=== Recorded data ===

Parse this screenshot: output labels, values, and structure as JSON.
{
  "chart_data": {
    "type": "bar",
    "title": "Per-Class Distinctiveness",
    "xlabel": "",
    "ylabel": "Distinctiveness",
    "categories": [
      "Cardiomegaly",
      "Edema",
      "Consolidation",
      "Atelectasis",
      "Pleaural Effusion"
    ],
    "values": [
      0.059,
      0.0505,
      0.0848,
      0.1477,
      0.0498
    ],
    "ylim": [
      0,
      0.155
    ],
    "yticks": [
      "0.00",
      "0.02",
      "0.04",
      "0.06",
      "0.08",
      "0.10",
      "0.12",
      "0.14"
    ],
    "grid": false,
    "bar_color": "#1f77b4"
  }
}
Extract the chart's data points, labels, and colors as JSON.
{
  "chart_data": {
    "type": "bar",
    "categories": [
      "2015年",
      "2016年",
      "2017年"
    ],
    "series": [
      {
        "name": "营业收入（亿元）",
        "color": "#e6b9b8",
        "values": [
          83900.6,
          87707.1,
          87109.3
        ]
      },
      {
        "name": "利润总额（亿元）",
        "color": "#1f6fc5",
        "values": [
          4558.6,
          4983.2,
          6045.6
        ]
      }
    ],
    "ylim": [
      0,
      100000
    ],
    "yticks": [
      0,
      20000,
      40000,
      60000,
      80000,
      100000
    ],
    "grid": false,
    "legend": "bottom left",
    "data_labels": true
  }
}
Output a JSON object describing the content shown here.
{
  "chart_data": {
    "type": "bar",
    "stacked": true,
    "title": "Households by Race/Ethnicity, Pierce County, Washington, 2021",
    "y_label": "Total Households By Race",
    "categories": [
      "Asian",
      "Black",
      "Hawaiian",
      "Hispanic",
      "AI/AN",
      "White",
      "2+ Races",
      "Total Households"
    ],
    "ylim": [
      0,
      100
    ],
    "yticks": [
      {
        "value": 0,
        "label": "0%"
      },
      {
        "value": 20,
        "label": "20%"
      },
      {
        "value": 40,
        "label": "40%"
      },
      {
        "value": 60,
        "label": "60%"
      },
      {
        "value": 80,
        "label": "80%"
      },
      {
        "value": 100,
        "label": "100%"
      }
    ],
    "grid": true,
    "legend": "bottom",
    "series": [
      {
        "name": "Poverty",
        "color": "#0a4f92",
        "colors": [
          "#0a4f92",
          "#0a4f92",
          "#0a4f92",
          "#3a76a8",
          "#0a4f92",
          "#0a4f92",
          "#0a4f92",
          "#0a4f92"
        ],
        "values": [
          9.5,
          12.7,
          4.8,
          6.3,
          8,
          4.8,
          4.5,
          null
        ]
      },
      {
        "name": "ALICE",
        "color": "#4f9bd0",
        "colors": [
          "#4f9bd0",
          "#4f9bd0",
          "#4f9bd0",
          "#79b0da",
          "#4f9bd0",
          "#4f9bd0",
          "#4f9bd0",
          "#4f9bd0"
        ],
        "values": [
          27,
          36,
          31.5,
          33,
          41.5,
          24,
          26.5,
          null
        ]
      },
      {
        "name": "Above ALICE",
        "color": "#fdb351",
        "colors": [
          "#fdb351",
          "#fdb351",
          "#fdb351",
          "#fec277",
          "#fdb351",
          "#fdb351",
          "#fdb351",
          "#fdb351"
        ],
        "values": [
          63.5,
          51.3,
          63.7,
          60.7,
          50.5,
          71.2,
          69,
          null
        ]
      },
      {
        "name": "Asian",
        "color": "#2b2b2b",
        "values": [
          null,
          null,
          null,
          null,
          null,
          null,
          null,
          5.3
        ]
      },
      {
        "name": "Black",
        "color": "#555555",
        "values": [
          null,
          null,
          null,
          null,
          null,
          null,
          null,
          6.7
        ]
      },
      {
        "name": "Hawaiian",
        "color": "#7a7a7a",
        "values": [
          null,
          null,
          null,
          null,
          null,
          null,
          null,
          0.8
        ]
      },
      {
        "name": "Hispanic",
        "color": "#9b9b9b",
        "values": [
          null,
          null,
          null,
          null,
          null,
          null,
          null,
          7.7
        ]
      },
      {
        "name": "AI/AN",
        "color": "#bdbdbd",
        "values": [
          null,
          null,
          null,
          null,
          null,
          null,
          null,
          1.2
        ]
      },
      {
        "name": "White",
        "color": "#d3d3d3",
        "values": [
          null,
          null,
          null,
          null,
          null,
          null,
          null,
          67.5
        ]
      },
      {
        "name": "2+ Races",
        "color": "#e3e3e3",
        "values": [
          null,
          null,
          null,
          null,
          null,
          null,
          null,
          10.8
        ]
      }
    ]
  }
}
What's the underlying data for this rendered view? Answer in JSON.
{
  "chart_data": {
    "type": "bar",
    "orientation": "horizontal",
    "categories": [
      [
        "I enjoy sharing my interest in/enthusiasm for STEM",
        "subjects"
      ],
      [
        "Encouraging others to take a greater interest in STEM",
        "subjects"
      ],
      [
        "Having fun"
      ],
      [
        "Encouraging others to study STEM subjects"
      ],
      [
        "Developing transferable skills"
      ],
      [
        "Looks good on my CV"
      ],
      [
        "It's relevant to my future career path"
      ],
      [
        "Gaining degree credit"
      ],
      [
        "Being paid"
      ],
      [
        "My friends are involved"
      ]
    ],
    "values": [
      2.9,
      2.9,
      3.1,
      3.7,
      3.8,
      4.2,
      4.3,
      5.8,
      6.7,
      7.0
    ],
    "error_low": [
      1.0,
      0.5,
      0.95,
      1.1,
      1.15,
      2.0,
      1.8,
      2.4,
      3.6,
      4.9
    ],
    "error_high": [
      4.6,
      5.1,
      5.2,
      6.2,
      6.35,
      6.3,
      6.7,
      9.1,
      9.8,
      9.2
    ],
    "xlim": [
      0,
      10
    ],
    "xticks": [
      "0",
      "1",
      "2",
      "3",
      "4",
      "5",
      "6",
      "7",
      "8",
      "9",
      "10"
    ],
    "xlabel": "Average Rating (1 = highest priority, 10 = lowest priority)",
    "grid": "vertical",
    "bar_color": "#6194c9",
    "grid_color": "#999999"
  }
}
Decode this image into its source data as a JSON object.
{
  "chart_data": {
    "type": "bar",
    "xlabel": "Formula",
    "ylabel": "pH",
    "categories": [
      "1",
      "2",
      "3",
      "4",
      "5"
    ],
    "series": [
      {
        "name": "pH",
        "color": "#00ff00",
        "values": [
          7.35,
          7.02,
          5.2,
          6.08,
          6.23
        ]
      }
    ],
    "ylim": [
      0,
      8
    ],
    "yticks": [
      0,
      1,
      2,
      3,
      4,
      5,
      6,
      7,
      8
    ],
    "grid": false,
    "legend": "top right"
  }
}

===

▸ **Exercise task**: Reproduce the listing in full. Keep it exactly as written.

▸ **Solution to the exercise**:
Parse this screenshot: output labels, values, and structure as JSON.
{
  "chart_data": {
    "type": "bar",
    "title": "Per-Class Distinctiveness",
    "xlabel": "",
    "ylabel": "Distinctiveness",
    "categories": [
      "Cardiomegaly",
      "Edema",
      "Consolidation",
      "Atelectasis",
      "Pleaural Effusion"
    ],
    "values": [
      0.059,
      0.0505,
      0.0848,
      0.1477,
      0.0498
    ],
    "ylim": [
      0,
      0.155
    ],
    "yticks": [
      "0.00",
      "0.02",
      "0.04",
      "0.06",
      "0.08",
      "0.10",
      "0.12",
      "0.14"
    ],
    "grid": false,
    "bar_color": "#1f77b4"
  }
}
Extract the chart's data points, labels, and colors as JSON.
{
  "chart_data": {
    "type": "bar",
    "categories": [
      "2015年",
      "2016年",
      "2017年"
    ],
    "series": [
      {
        "name": "营业收入（亿元）",
        "color": "#e6b9b8",
        "values": [
          83900.6,
          87707.1,
          87109.3
        ]
      },
      {
        "name": "利润总额（亿元）",
        "color": "#1f6fc5",
        "values": [
          4558.6,
          4983.2,
          6045.6
        ]
      }
    ],
    "ylim": [
      0,
      100000
    ],
    "yticks": [
      0,
      20000,
      40000,
      60000,
      80000,
      100000
    ],
    "grid": false,
    "legend": "bottom left",
    "data_labels": true
  }
}
Output a JSON object describing the content shown here.
{
  "chart_data": {
    "type": "bar",
    "stacked": true,
    "title": "Households by Race/Ethnicity, Pierce County, Washington, 2021",
    "y_label": "Total Households By Race",
    "categories": [
      "Asian",
      "Black",
      "Hawaiian",
      "Hispanic",
      "AI/AN",
      "White",
      "2+ Races",
      "Total Households"
    ],
    "ylim": [
      0,
      100
    ],
    "yticks": [
      {
        "value": 0,
        "label": "0%"
      },
      {
        "value": 20,
        "label": "20%"
      },
      {
        "value": 40,
        "label": "40%"
      },
      {
        "value": 60,
        "label": "60%"
      },
      {
        "value": 80,
        "label": "80%"
      },
      {
        "value": 100,
        "label": "100%"
      }
    ],
    "grid": true,
    "legend": "bottom",
    "series": [
      {
        "name": "Poverty",
        "color": "#0a4f92",
        "colors": [
          "#0a4f92",
          "#0a4f92",
          "#0a4f92",
          "#3a76a8",
          "#0a4f92",
          "#0a4f92",
          "#0a4f92",
          "#0a4f92"
        ],
        "values": [
          9.5,
          12.7,
          4.8,
          6.3,
          8,
          4.8,
          4.5,
          null
        ]
      },
      {
        "name": "ALICE",
        "color": "#4f9bd0",
        "colors": [
          "#4f9bd0",
          "#4f9bd0",
          "#4f9bd0",
          "#79b0da",
          "#4f9bd0",
          "#4f9bd0",
          "#4f9bd0",
          "#4f9bd0"
        ],
        "values": [
          27,
          36,
          31.5,
          33,
          41.5,
          24,
          26.5,
          null
        ]
      },
      {
        "name": "Above ALICE",
        "color": "#fdb351",
        "colors": [
          "#fdb351",
          "#fdb351",
          "#fdb351",
          "#fec277",
          "#fdb351",
          "#fdb351",
          "#fdb351",
          "#fdb351"
        ],
        "values": [
          63.5,
          51.3,
          63.7,
          60.7,
          50.5,
          71.2,
          69,
          null
        ]
      },
      {
        "name": "Asian",
        "color": "#2b2b2b",
        "values": [
          null,
          null,
          null,
          null,
          null,
          null,
          null,
          5.3
        ]
      },
      {
        "name": "Black",
        "color": "#555555",
        "values": [
          null,
          null,
          null,
          null,
          null,
          null,
          null,
          6.7
        ]
      },
      {
        "name": "Hawaiian",
        "color": "#7a7a7a",
        "values": [
          null,
          null,
          null,
          null,
          null,
          null,
          null,
          0.8
        ]
      },
      {
        "name": "Hispanic",
        "color": "#9b9b9b",
        "values": [
          null,
          null,
          null,
          null,
          null,
          null,
          null,
          7.7
        ]
      },
      {
        "name": "AI/AN",
        "color": "#bdbdbd",
        "values": [
          null,
          null,
          null,
          null,
          null,
          null,
          null,
          1.2
        ]
      },
      {
        "name": "White",
        "color": "#d3d3d3",
        "values": [
          null,
          null,
          null,
          null,
          null,
          null,
          null,
          67.5
        ]
      },
      {
        "name": "2+ Races",
        "color": "#e3e3e3",
        "values": [
          null,
          null,
          null,
          null,
          null,
          null,
          null,
          10.8
        ]
      }
    ]
  }
}
What's the underlying data for this rendered view? Answer in JSON.
{
  "chart_data": {
    "type": "bar",
    "orientation": "horizontal",
    "categories": [
      [
        "I enjoy sharing my interest in/enthusiasm for STEM",
        "subjects"
      ],
      [
        "Encouraging others to take a greater interest in STEM",
        "subjects"
      ],
      [
        "Having fun"
      ],
      [
        "Encouraging others to study STEM subjects"
      ],
      [
        "Developing transferable skills"
      ],
      [
        "Looks good on my CV"
      ],
      [
        "It's relevant to my future career path"
      ],
      [
        "Gaining degree credit"
      ],
      [
        "Being paid"
      ],
      [
        "My friends are involved"
      ]
    ],
    "values": [
      2.9,
      2.9,
      3.1,
      3.7,
      3.8,
      4.2,
      4.3,
      5.8,
      6.7,
      7.0
    ],
    "error_low": [
      1.0,
      0.5,
      0.95,
      1.1,
      1.15,
      2.0,
      1.8,
      2.4,
      3.6,
      4.9
    ],
    "error_high": [
      4.6,
      5.1,
      5.2,
      6.2,
      6.35,
      6.3,
      6.7,
      9.1,
      9.8,
      9.2
    ],
    "xlim": [
      0,
      10
    ],
    "xticks": [
      "0",
      "1",
      "2",
      "3",
      "4",
      "5",
      "6",
      "7",
      "8",
      "9",
      "10"
    ],
    "xlabel": "Average Rating (1 = highest priority, 10 = lowest priority)",
    "grid": "vertical",
    "bar_color": "#6194c9",
    "grid_color": "#999999"
  }
}
Decode this image into its source data as a JSON object.
{
  "chart_data": {
    "type": "bar",
    "xlabel": "Formula",
    "ylabel": "pH",
    "categories": [
      "1",
      "2",
      "3",
      "4",
      "5"
    ],
    "series": [
      {
        "name": "pH",
        "color": "#00ff00",
        "values": [
          7.35,
          7.02,
          5.2,
          6.08,
          6.23
        ]
      }
    ],
    "ylim": [
      0,
      8
    ],
    "yticks": [
      0,
      1,
      2,
      3,
      4,
      5,
      6,
      7,
      8
    ],
    "grid": false,
    "legend": "top right"
  }
}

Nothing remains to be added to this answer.